■ Written task:
Lines containing the word "eigenem" are to be counted; state their number and nothing further.

■ Listing:
######
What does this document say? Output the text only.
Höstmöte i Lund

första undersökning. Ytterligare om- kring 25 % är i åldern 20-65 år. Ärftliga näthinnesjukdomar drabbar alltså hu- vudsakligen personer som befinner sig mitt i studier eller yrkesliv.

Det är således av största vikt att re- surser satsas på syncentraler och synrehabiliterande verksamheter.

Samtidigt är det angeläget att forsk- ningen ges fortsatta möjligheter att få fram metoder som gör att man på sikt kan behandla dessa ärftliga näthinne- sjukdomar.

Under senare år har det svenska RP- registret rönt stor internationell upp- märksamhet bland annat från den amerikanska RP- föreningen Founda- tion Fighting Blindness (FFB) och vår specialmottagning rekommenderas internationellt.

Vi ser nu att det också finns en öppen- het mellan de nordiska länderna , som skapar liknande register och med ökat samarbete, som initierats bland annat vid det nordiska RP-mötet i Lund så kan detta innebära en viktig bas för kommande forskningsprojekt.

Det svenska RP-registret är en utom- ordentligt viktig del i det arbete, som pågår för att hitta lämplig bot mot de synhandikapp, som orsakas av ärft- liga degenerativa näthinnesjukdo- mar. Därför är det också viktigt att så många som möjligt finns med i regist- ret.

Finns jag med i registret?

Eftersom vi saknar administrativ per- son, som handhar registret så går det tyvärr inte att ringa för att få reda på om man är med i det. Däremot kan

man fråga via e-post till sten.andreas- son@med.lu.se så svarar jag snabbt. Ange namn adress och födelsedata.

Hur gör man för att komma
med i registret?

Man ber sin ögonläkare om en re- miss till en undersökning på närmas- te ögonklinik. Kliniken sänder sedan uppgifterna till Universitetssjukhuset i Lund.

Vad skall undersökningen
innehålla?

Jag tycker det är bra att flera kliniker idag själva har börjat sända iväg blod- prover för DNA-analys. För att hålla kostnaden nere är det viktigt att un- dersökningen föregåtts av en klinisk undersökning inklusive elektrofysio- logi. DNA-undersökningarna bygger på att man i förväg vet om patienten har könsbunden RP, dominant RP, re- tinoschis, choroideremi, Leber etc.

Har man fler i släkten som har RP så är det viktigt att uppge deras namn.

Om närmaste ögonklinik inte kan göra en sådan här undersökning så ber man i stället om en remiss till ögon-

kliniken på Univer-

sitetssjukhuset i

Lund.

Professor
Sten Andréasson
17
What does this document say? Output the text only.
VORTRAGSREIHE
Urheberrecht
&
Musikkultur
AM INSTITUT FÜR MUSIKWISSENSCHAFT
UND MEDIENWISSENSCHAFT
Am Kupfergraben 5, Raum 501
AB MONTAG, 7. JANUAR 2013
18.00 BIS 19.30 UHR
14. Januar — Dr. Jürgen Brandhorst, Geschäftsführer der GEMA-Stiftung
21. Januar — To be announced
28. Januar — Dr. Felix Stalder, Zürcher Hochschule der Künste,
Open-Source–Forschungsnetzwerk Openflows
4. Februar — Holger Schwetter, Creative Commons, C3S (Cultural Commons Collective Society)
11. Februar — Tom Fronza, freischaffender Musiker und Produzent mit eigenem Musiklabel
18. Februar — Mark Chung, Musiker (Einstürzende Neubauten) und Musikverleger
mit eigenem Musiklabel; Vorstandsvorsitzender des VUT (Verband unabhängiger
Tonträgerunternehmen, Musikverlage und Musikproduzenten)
######
■ The response:
2